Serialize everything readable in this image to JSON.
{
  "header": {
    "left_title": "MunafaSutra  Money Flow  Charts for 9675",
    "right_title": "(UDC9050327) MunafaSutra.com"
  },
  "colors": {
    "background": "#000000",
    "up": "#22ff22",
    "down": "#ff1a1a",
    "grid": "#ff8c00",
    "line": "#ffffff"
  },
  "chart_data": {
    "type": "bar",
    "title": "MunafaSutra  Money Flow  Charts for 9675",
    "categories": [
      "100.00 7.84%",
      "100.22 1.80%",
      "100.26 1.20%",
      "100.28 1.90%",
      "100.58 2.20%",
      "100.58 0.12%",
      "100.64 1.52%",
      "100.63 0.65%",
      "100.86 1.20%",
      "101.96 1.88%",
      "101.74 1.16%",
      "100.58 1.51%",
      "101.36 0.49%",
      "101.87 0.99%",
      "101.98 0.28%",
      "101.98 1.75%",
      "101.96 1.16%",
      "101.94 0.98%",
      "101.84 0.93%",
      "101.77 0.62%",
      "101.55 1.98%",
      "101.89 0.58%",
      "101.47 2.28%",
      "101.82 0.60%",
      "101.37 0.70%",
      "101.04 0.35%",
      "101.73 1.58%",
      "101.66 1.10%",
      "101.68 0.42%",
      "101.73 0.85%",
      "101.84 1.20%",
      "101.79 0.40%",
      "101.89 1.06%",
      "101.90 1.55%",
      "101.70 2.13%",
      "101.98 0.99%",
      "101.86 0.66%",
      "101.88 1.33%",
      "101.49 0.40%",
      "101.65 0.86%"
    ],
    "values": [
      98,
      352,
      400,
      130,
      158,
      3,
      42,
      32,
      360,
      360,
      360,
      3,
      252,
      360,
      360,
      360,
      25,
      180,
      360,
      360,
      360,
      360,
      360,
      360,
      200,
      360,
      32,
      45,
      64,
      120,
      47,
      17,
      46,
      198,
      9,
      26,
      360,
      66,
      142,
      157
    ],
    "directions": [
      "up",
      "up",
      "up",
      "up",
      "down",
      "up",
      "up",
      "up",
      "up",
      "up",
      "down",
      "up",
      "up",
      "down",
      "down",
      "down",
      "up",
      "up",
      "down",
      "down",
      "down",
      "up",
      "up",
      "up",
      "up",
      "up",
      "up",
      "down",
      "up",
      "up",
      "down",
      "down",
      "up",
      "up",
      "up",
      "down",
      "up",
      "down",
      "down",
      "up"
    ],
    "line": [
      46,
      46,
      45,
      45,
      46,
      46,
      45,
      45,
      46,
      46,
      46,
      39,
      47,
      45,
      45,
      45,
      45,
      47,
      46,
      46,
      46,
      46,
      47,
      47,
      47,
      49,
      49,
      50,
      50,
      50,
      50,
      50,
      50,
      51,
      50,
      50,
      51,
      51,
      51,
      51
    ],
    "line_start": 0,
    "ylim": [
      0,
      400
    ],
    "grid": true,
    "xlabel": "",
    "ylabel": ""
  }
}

Exercise prompt:
Using the listing, copy every line where the word "Charts" shows up.

Correct response:
    "left_title": "MunafaSutra  Money Flow  Charts for 9675",
    "title": "MunafaSutra  Money Flow  Charts for 9675",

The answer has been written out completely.